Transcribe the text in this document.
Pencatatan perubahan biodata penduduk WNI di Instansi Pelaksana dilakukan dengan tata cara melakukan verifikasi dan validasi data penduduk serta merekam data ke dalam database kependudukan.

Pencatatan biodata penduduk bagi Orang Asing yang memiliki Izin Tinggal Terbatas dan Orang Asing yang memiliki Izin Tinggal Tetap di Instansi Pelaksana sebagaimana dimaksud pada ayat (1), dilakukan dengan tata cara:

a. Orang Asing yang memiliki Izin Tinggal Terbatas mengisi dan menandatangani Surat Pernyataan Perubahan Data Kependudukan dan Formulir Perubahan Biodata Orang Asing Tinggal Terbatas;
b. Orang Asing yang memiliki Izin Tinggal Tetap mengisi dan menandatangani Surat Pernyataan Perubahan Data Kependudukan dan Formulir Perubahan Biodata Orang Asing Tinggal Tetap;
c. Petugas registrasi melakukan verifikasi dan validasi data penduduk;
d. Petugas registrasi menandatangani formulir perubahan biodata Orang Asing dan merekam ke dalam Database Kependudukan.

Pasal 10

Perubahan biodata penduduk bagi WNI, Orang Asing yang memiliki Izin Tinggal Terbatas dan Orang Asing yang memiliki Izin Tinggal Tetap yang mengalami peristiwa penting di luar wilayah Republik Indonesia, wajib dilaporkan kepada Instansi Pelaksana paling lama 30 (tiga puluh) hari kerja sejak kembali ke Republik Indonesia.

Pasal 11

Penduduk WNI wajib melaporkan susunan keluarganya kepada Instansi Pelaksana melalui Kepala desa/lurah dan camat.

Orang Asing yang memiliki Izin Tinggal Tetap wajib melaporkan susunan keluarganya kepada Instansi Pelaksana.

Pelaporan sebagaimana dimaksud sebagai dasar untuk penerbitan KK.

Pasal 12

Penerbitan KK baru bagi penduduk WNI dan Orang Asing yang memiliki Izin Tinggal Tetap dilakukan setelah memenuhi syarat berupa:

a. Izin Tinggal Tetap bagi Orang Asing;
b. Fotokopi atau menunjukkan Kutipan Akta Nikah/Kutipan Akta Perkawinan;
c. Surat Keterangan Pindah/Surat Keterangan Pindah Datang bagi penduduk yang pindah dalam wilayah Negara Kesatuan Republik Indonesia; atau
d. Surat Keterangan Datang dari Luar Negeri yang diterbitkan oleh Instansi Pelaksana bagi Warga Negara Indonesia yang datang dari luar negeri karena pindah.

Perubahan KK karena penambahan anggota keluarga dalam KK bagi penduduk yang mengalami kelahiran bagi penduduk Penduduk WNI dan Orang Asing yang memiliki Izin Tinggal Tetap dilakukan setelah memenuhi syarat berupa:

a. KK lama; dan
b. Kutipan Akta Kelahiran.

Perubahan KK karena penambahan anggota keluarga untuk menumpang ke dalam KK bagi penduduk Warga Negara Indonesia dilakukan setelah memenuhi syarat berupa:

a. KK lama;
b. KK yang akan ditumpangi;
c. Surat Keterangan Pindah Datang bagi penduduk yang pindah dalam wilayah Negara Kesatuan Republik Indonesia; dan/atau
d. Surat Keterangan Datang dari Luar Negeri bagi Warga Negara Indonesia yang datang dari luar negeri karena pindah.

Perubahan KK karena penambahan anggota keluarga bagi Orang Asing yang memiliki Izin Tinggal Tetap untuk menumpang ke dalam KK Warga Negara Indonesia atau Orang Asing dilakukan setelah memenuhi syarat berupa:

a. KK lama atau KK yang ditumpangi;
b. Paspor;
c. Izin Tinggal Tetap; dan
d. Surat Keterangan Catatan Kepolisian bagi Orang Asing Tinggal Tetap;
==*==
→ **Goal**: Count the lines in the material above where the string "keluarganya" appears, then state only that count.

→ **Output for this exercise**: 2